What you are asked to do: Return the listing lines word for word, beginning with the line that contains "Output 90 of" and ending after the line that contains "bar (1480, 41, 1713, 129)".

** Begin Information shown **

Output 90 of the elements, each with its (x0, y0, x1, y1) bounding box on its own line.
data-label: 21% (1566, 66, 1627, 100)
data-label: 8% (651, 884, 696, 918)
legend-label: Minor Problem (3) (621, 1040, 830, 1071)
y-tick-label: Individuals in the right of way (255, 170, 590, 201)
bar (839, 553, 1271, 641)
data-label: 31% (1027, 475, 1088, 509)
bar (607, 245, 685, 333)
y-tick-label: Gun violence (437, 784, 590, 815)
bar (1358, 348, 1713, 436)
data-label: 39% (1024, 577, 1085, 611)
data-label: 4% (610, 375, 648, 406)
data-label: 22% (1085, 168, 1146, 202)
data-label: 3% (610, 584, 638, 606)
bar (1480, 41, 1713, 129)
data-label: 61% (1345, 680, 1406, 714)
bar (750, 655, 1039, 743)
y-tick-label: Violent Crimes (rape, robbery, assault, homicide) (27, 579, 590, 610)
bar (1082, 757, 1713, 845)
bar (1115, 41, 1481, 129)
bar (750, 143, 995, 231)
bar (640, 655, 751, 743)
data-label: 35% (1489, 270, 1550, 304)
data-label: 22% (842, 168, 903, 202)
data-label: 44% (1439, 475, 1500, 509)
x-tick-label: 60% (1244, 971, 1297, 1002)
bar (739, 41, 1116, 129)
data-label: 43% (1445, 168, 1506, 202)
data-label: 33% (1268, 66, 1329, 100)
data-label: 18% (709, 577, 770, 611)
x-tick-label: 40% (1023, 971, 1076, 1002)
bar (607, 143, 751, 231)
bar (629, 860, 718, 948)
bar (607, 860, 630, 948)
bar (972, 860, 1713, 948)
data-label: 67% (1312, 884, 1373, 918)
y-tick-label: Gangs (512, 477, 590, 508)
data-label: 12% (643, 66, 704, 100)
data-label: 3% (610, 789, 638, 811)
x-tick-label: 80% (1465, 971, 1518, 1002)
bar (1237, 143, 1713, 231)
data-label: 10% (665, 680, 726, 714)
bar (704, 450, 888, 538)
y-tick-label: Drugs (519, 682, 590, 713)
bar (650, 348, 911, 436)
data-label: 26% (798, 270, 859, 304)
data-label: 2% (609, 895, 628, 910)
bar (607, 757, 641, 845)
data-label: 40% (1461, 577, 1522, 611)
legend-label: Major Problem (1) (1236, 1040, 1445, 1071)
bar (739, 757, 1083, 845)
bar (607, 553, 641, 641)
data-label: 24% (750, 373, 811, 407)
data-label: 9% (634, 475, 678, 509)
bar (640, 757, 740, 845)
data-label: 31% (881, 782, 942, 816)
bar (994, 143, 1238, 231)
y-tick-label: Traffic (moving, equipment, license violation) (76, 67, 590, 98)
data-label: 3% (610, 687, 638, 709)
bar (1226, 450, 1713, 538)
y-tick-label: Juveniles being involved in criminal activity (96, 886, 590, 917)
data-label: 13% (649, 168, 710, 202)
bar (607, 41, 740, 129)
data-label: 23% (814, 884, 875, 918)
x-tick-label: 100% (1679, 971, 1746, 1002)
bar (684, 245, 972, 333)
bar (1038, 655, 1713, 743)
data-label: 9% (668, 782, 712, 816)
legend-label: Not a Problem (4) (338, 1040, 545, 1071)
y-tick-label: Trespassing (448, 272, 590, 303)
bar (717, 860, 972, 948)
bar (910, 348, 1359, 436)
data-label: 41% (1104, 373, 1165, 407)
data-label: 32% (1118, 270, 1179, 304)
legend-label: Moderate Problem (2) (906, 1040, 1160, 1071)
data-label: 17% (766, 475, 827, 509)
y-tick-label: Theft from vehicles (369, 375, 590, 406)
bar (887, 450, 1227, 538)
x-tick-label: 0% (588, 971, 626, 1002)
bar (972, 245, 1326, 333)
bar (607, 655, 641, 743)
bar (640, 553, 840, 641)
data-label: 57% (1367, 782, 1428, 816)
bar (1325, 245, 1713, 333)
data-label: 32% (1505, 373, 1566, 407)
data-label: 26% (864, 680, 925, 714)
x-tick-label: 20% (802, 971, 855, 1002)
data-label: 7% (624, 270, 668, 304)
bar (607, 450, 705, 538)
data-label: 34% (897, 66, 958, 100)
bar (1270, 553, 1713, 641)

** End Information shown **
** Begin Information shown **

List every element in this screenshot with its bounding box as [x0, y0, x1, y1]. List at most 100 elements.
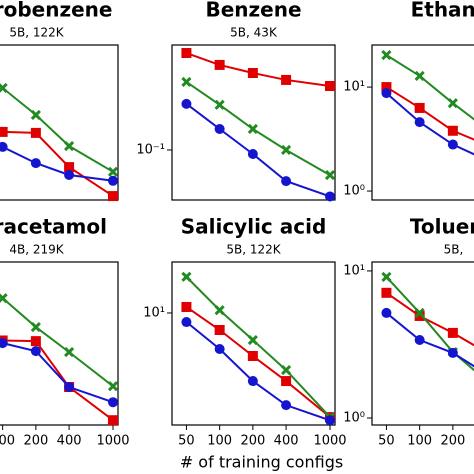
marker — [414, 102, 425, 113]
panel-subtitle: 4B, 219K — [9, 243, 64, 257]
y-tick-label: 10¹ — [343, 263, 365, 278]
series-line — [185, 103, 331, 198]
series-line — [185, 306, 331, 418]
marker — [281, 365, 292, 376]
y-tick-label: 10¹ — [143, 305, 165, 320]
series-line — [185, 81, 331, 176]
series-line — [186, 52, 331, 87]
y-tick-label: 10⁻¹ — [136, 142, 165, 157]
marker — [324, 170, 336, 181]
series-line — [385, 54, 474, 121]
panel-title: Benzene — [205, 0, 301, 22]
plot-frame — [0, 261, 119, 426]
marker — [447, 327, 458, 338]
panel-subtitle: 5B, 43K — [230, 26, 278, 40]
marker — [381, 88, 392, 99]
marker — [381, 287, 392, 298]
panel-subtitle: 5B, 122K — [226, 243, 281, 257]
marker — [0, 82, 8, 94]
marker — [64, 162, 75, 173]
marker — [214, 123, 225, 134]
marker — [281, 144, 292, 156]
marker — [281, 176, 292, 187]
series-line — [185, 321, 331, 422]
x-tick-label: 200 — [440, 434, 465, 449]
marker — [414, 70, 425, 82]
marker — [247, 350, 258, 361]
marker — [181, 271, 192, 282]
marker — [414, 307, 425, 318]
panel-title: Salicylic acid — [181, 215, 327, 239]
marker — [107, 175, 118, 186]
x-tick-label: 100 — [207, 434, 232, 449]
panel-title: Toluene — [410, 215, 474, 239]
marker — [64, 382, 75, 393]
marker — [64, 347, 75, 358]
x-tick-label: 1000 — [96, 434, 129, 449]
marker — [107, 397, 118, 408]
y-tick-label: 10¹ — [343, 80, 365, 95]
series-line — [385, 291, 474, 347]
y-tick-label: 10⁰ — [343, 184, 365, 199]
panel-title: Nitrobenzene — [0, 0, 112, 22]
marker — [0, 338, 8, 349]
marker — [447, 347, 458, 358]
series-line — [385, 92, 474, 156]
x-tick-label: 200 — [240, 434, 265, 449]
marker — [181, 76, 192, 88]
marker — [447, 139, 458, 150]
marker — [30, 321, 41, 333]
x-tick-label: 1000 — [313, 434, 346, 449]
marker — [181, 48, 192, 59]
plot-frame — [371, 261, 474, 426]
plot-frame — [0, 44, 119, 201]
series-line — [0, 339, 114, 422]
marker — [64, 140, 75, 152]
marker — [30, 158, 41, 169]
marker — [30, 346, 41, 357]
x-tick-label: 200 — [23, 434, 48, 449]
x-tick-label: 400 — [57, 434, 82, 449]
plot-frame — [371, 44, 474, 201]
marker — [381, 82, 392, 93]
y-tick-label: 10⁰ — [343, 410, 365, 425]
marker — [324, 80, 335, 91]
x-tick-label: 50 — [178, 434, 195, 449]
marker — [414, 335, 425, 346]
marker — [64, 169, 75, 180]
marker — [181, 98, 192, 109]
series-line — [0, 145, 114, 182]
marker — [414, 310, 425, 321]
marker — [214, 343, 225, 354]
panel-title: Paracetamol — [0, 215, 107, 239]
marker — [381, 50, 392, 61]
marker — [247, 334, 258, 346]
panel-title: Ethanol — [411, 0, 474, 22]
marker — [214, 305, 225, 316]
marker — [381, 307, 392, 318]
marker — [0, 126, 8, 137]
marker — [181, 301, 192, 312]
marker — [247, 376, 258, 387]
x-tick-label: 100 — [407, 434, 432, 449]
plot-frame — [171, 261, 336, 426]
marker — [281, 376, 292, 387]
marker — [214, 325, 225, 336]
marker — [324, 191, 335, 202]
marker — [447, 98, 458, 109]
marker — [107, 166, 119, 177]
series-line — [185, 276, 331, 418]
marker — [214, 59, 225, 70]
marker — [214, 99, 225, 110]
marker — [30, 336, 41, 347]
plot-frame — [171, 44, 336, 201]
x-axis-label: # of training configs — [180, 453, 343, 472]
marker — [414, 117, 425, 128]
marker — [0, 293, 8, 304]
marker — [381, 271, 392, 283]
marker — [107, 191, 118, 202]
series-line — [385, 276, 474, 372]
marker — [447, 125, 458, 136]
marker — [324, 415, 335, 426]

** End Information shown **
** Begin Information shown **

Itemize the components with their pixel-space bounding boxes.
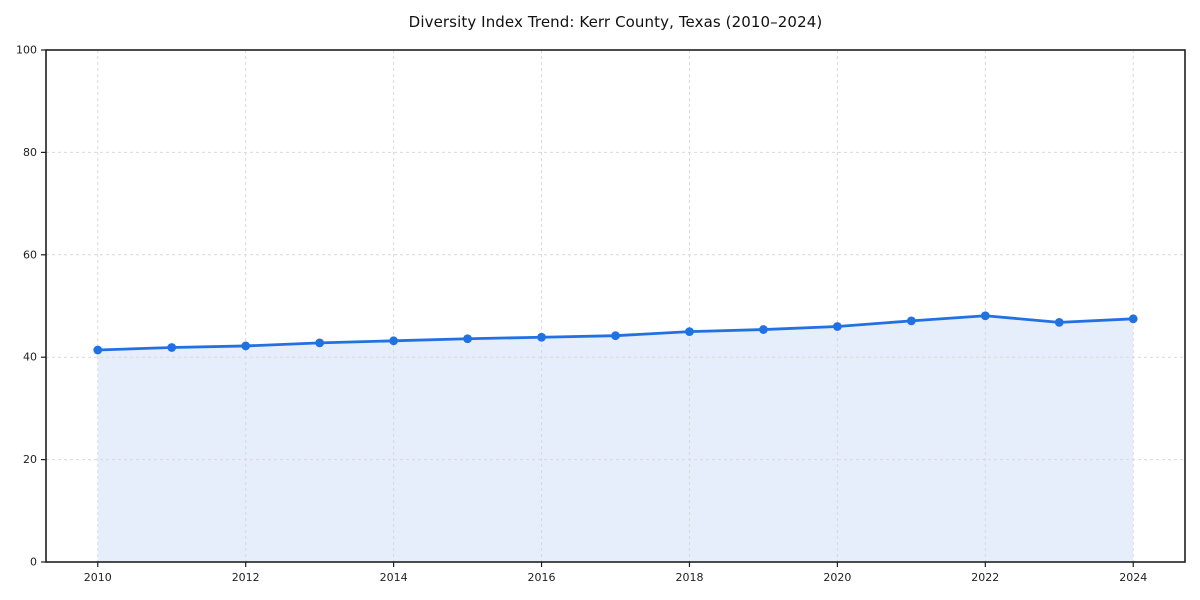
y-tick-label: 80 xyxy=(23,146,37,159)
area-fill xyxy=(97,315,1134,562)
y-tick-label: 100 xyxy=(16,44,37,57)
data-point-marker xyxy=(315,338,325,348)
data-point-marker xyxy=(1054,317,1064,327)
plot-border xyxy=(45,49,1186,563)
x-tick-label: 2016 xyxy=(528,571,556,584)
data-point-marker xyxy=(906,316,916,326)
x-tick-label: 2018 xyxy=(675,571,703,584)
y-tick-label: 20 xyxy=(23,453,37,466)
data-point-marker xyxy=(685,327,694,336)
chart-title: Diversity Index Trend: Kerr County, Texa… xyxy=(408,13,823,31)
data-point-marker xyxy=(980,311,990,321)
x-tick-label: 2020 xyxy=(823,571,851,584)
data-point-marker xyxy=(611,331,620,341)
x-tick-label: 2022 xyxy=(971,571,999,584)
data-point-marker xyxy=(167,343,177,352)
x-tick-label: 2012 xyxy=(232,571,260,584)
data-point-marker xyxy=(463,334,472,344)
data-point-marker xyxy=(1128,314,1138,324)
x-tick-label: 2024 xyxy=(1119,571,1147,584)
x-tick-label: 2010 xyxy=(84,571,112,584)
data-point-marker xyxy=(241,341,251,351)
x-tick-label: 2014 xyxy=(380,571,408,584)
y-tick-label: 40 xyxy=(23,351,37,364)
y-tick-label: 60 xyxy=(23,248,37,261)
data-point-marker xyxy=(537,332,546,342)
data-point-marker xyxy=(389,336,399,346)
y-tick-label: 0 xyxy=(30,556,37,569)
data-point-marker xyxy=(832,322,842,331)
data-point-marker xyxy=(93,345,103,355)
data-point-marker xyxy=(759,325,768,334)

** End Information shown **

Response:
Output 90 of the elements, each with its (x0, y0, x1, y1) bounding box on its own line.
data-label: 21% (1566, 66, 1627, 100)
data-label: 8% (651, 884, 696, 918)
legend-label: Minor Problem (3) (621, 1040, 830, 1071)
y-tick-label: Individuals in the right of way (255, 170, 590, 201)
bar (839, 553, 1271, 641)
data-label: 31% (1027, 475, 1088, 509)
bar (607, 245, 685, 333)
y-tick-label: Gun violence (437, 784, 590, 815)
bar (1358, 348, 1713, 436)
data-label: 39% (1024, 577, 1085, 611)
data-label: 4% (610, 375, 648, 406)
data-label: 22% (1085, 168, 1146, 202)
data-label: 3% (610, 584, 638, 606)
bar (1480, 41, 1713, 129)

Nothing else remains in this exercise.